**Tasks to perform**
**1.** In the case report on hereditary hemorrhagic telangiectasia below, list every gene it names as known to be involved in the disorder.
**2.** According to the case report on hereditary hemorrhagic telangiectasia below, what score did the patient's disability receive on the modified Rankin scale?

**Study text**
■ ■ ■ ■ ■ ■ ■
Hereditary hemorrhagic telangiectasia (HHT) is a genetic disorder characterized by multi-systemic vascular dysplasia and hemorrhage. Clinical diagnosis of HHT is made according to Curaçao criteria.[1] Patients who fulfill two or more of the following criteria are regarded as “probable” and “definite” patients with HHT, respectively: (a) spontaneous recurrent nose bleeds, (b) mucocutaneous telangiectasias, (c) visceral arteriovenous malformations, and (d) a positive family history reflecting HHT inherited in an autosomal dominant manner. Mutations in the two major causative genes, endoglin (ENG, 9q34.1) and activin A receptor type II-like 1 (ACVRL1, 12q31), produce HHT1 and HHT2 subtypes, respectively. Pulmonary arteriovenous fistulas (PAVFs) are predominantly observed in patients with HHT1, and nose bleeds almost always appear in patients with HHT1 before the age of 40 years.[2],[3] We herein report a patient with elderly-onset HHT1.

A 72-year old woman presented with disturbed consciousness and left hemiplegia. Diffusion-weighted magnetic resonance (MR) imaging of the brain showed white matter hyperintensities in the region supplied by the right posterior cerebral artery (PCA), which was occluded at the P2 segment and partially recanalized during repeated MR angiographies of the brain [Figure 1]a and [Figure 1]b, suggesting a cerebral embolism. Although atrial fibrillation was not observed in a Holter electrocardiogram, the patient did have a family history of HHT. Her daughter, her elder sister, and the sister's daughter had been clinically diagnosed with HHT due to the presence of PAVFs. A PAVF was detected in the left pulmonary apex by cervical MR angiography, and confirmed by computed tomography (CT) of the chest [Figure 1]c and [Figure 1]d. Thrombosis was found in a soleal vein by ultrasonography of the lower limb, leading to paradoxical cerebral embolism. Until then, she had not experienced spontaneous and recurrent nose bleeds or gastrointestinal hemorrhage associated with mucocutaneous telangiectasias, and the PAVFs had not caused hemorrhage or heart failure. After acute-phase treatment, she was transferred to a regional medical center for resection of the PAVF considered untreatable by coil embolization. The patient's disability was scored as 4 on the modified Rankin scale, indicating a moderately severe disability.{Figure 1}

Genetic analysis of patients with HHTwas approved by the ethics committees of Tokyo Women's Medical University. After obtaining written informed consent, genomic DNA was extracted from her peripheral blood sample. Polymerase chain reaction (PCR)-based, direct Sanger sequencing was performed in all coding exons and their exon–intron junctions for the ENG (NM_001114753.2 and NM_001278138.1) and ACVRL1 (NM_000020.2 and NM_001077401.1) genes. We identified a heterozygous c. 685delG mutation resulting in immediate premature termination (p. Ala229ProfsTer6) in ENG [Figure 1]e. This frameshift mutation was not listed in the NCBI ClinVar database ( or the HHT Mutation Database ( However, it was reported in a family that was part of a large series of Japanese patients with HHT [Table 1].[4],[5],[6],[7],[8],[9],[10],[11],[12],[13] Therefore, we concluded that this mutation caused the disease in the present HHT family, although DNA samples from other family members were not available.{Table 1}

Among various Mendelian disorders, HHT is a rare example for which effective treatments for each major clinical manifestation have been established.[14] Therefore, a severe outcome, as seen in this case, could have been prevented by an earlier genetic diagnosis. It is necessary to identify the causative mutations of HHT with in families to improve clinical outcomes and prevent the development of serious conditions. Recent advances in DNA sequencing allow rapid and accurate genetic testing using small amounts of biological samples, such as buccal swabs, simultaneously covering all genes responsible for causing HHT and its related disorders. To date, ENG, ACVRL1, SMAD4, GDF2, and RASA1 are genes known to be involved.[3] Genetic testing for HHT will become an essential diagnostic modality for the clinical management of patients with HHT and their families.
■ ■ ■ ■ ■ ■ ■
**Dataset excerpts**
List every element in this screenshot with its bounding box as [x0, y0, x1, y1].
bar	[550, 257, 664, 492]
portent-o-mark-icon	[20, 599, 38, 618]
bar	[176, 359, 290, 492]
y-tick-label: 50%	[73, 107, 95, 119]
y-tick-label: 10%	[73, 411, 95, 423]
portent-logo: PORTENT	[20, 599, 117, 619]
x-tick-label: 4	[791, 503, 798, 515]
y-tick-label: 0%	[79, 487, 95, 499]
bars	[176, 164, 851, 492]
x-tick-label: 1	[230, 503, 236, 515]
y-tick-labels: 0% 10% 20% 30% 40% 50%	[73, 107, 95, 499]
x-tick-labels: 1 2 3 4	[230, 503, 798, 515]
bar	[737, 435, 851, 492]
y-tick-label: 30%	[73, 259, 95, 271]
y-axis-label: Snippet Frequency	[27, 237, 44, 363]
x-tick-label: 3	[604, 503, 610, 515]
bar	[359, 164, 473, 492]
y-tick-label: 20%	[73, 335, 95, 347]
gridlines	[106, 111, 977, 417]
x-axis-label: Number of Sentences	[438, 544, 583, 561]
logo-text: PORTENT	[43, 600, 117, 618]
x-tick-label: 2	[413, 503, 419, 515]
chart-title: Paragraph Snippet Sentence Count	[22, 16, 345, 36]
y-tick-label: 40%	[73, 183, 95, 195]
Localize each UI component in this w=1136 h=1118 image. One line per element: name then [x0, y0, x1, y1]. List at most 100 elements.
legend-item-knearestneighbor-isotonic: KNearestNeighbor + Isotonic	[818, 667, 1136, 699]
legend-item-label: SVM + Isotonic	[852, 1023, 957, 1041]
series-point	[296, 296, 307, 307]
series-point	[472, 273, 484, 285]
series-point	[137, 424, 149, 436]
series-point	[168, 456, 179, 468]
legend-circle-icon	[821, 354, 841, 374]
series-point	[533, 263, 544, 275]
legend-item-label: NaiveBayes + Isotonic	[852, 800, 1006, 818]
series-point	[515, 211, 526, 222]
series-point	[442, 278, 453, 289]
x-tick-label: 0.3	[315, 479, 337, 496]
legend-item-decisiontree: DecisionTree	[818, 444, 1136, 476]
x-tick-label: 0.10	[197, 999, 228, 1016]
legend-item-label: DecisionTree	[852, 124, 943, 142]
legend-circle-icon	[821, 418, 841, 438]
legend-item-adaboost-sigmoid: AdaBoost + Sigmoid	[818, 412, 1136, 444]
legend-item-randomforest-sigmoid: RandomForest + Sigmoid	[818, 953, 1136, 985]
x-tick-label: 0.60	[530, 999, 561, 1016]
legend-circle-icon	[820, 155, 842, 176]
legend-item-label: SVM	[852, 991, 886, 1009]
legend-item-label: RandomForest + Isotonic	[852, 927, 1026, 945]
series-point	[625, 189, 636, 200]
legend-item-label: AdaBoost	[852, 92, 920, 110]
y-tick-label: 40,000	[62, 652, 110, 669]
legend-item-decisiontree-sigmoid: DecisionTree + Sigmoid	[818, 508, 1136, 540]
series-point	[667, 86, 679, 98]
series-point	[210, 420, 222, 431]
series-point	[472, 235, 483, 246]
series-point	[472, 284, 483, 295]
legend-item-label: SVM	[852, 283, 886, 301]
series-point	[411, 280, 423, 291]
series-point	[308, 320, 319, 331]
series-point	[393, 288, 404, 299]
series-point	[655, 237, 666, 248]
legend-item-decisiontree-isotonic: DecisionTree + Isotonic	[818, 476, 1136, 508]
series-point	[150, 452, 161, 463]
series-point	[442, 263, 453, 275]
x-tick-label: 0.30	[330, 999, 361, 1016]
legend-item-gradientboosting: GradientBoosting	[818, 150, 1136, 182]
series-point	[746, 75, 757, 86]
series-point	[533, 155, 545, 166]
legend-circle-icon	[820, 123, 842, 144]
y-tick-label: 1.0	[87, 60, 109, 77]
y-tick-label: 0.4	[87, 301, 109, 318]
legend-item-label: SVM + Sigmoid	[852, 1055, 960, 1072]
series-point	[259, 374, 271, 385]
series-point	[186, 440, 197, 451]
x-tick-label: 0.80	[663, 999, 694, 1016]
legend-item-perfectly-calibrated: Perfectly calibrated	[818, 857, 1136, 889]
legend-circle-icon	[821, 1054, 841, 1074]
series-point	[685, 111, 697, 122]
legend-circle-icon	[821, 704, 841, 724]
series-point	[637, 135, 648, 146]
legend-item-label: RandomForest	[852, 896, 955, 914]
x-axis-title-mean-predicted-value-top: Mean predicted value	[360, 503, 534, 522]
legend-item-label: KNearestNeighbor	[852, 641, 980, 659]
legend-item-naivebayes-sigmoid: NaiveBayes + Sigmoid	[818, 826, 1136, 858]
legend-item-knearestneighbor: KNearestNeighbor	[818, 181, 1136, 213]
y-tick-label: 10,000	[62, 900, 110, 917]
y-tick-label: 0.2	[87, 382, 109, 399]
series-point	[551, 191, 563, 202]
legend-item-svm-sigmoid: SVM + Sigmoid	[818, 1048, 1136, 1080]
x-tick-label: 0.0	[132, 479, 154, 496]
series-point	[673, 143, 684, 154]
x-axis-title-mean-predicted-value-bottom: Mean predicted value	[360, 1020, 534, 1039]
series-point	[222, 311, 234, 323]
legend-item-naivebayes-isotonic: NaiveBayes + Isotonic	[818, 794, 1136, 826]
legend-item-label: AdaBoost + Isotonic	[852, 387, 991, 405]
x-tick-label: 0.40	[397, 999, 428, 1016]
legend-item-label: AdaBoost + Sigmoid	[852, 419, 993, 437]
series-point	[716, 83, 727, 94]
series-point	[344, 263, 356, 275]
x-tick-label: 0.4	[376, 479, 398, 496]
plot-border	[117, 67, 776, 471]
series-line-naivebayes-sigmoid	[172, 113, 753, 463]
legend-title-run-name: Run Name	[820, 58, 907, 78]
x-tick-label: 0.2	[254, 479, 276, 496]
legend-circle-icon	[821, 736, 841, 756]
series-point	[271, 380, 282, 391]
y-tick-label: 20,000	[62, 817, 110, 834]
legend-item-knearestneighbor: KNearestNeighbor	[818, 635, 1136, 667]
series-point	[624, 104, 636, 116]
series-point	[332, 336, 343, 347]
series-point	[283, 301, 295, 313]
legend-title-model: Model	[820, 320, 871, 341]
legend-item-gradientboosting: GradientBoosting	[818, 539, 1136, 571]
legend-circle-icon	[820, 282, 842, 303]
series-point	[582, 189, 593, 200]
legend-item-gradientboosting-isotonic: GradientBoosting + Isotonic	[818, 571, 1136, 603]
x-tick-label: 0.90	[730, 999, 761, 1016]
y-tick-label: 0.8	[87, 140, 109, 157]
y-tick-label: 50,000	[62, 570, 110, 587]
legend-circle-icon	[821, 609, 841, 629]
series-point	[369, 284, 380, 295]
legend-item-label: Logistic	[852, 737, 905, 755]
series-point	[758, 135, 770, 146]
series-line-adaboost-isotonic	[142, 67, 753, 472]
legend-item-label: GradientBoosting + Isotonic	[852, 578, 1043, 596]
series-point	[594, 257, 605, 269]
■ ■ ■ ■ ■ ■ ■
**Answers to the exercises**
**1.** ENG, ACVRL1, SMAD4, GDF2, and RASA1

**2.** A score of 4, indicating a moderately severe disability.